[Element box annotations]
-=-=-

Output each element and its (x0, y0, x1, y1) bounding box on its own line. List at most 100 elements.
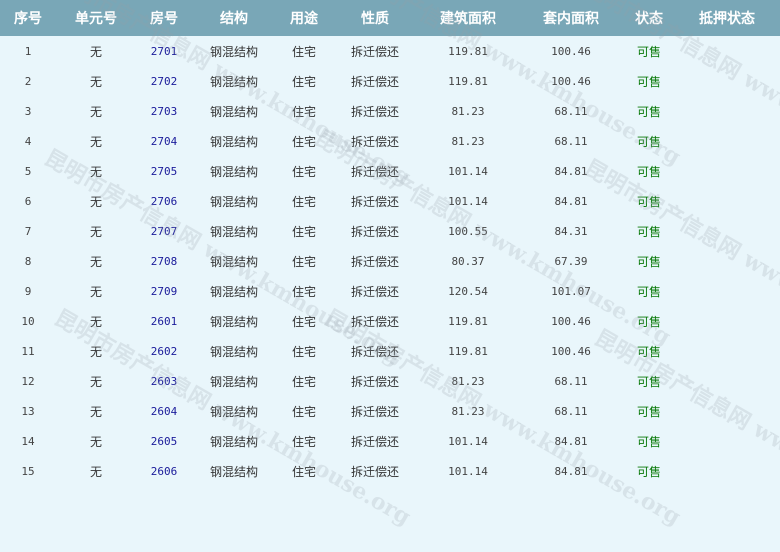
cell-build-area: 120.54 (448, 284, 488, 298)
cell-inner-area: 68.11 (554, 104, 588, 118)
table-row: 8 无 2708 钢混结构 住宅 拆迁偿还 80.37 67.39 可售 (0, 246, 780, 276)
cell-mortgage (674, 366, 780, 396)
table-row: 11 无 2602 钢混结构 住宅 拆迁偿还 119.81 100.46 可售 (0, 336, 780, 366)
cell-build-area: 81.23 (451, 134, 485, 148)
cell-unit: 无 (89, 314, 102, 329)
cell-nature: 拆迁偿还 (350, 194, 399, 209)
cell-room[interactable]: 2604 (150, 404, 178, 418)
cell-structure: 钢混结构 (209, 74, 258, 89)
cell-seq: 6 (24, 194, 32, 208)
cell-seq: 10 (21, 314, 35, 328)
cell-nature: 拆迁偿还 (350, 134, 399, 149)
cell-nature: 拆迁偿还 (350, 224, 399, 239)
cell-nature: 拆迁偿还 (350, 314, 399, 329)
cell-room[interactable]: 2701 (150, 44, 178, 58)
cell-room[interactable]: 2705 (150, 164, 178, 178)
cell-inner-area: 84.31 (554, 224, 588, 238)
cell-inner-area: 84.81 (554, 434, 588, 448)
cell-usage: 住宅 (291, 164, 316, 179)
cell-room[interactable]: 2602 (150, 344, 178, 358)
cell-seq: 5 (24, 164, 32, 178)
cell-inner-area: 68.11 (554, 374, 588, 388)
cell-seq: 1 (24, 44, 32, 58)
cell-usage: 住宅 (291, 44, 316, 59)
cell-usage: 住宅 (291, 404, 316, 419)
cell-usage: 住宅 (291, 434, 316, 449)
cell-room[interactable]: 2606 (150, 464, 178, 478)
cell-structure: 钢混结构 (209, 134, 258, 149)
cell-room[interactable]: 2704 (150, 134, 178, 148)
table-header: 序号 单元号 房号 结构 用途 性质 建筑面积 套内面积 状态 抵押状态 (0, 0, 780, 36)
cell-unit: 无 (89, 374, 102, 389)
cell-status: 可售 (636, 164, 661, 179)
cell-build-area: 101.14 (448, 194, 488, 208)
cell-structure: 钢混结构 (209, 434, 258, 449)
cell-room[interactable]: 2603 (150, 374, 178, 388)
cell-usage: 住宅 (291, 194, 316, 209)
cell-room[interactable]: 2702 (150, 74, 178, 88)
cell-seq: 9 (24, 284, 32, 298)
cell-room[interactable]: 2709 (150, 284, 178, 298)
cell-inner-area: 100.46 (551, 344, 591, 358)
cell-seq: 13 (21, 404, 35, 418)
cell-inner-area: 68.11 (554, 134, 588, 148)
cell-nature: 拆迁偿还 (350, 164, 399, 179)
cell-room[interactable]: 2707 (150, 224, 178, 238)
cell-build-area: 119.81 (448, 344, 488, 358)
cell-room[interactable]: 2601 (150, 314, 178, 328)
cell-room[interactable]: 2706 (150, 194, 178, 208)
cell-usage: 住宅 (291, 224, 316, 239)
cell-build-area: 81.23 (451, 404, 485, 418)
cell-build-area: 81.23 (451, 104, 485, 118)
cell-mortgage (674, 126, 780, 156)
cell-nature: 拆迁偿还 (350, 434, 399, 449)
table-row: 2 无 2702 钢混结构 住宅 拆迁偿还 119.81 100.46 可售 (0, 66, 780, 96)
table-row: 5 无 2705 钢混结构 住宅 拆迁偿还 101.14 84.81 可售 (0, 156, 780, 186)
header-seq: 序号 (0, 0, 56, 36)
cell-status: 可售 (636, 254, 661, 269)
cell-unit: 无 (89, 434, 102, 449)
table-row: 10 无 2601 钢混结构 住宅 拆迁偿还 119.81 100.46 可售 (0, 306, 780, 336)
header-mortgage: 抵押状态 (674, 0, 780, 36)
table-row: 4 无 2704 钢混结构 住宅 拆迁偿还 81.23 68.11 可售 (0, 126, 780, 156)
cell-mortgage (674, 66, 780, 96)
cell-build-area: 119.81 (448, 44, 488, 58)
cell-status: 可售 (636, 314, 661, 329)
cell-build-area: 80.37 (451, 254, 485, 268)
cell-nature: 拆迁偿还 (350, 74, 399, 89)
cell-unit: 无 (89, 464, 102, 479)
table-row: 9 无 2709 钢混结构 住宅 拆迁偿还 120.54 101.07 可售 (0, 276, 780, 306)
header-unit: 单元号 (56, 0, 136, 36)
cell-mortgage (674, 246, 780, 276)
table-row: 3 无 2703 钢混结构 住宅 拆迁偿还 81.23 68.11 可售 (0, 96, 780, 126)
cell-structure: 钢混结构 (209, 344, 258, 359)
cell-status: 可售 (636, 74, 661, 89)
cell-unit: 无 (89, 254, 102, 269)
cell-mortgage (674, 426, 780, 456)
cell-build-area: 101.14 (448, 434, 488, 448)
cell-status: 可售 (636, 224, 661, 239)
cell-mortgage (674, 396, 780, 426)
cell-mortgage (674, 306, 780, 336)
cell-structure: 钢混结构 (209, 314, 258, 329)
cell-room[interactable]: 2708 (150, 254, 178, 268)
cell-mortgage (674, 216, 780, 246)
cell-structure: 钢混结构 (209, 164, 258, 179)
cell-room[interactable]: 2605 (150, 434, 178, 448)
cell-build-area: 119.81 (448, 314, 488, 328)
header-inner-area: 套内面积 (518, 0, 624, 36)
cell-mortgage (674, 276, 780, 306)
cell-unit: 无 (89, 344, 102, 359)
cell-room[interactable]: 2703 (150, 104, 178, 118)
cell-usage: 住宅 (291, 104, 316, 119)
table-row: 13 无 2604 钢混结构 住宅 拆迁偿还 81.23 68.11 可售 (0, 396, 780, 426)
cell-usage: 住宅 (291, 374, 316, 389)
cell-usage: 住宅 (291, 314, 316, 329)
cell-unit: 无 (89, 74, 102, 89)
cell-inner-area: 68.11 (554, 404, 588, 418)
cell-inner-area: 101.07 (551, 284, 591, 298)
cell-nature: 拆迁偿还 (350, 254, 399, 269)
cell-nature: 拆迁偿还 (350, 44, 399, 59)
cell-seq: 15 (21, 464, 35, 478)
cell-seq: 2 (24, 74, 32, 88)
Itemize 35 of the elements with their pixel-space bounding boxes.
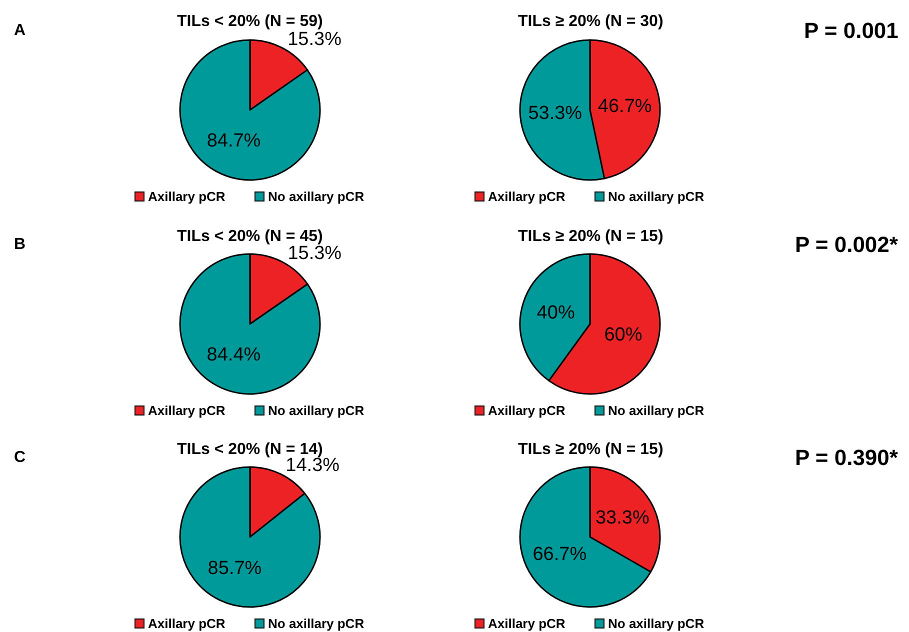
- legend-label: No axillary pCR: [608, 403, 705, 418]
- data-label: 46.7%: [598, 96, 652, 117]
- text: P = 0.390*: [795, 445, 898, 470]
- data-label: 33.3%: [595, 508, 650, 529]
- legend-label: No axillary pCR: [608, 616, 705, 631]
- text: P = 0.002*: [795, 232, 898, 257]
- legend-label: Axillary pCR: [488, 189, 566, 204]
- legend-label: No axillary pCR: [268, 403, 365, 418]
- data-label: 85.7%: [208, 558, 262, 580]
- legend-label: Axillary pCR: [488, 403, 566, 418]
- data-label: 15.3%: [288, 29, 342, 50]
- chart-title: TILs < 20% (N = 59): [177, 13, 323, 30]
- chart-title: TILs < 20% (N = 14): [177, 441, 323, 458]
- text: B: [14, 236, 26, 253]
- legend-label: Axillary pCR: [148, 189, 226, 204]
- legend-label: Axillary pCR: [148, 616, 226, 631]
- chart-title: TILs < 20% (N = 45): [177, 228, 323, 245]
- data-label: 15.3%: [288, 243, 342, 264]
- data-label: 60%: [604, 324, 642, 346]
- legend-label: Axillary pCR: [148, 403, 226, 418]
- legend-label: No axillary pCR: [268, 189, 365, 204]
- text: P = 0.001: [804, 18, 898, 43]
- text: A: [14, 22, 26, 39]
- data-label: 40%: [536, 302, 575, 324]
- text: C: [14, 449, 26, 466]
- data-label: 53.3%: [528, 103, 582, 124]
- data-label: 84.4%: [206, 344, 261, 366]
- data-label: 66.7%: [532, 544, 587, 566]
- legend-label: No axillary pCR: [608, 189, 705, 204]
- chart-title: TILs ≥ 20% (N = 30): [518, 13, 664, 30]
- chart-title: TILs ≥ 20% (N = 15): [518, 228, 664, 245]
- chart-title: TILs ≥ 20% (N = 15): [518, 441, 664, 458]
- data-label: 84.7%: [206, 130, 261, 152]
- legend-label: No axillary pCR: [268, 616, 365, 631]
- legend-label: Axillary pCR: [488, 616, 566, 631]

-=-=-

Quote word for word the lines of the material that begin with the line containing "cell-build-area: 120.54 (448, 284, 488, 298)" and end after the line containing "cell-status: 可售 (636, 164, 661, 179)", including both of those lines.

cell-build-area: 120.54 (448, 284, 488, 298)
cell-inner-area: 68.11 (554, 104, 588, 118)
table-row: 8 无 2708 钢混结构 住宅 拆迁偿还 80.37 67.39 可售 (0, 246, 780, 276)
cell-mortgage (674, 366, 780, 396)
table-row: 11 无 2602 钢混结构 住宅 拆迁偿还 119.81 100.46 可售 (0, 336, 780, 366)
cell-build-area: 81.23 (451, 134, 485, 148)
cell-unit: 无 (89, 314, 102, 329)
cell-nature: 拆迁偿还 (350, 194, 399, 209)
cell-room[interactable]: 2604 (150, 404, 178, 418)
cell-structure: 钢混结构 (209, 74, 258, 89)
cell-seq: 6 (24, 194, 32, 208)
cell-seq: 10 (21, 314, 35, 328)
cell-nature: 拆迁偿还 (350, 134, 399, 149)
cell-nature: 拆迁偿还 (350, 224, 399, 239)
cell-nature: 拆迁偿还 (350, 314, 399, 329)
cell-room[interactable]: 2701 (150, 44, 178, 58)
cell-room[interactable]: 2705 (150, 164, 178, 178)
cell-inner-area: 84.31 (554, 224, 588, 238)
cell-inner-area: 84.81 (554, 434, 588, 448)
cell-usage: 住宅 (291, 164, 316, 179)
cell-room[interactable]: 2602 (150, 344, 178, 358)
cell-seq: 5 (24, 164, 32, 178)
cell-inner-area: 68.11 (554, 374, 588, 388)
cell-seq: 1 (24, 44, 32, 58)
cell-usage: 住宅 (291, 44, 316, 59)
cell-usage: 住宅 (291, 404, 316, 419)
cell-usage: 住宅 (291, 434, 316, 449)
cell-room[interactable]: 2606 (150, 464, 178, 478)
cell-structure: 钢混结构 (209, 134, 258, 149)
cell-room[interactable]: 2704 (150, 134, 178, 148)
table-header: 序号 单元号 房号 结构 用途 性质 建筑面积 套内面积 状态 抵押状态 (0, 0, 780, 36)
cell-unit: 无 (89, 374, 102, 389)
cell-status: 可售 (636, 164, 661, 179)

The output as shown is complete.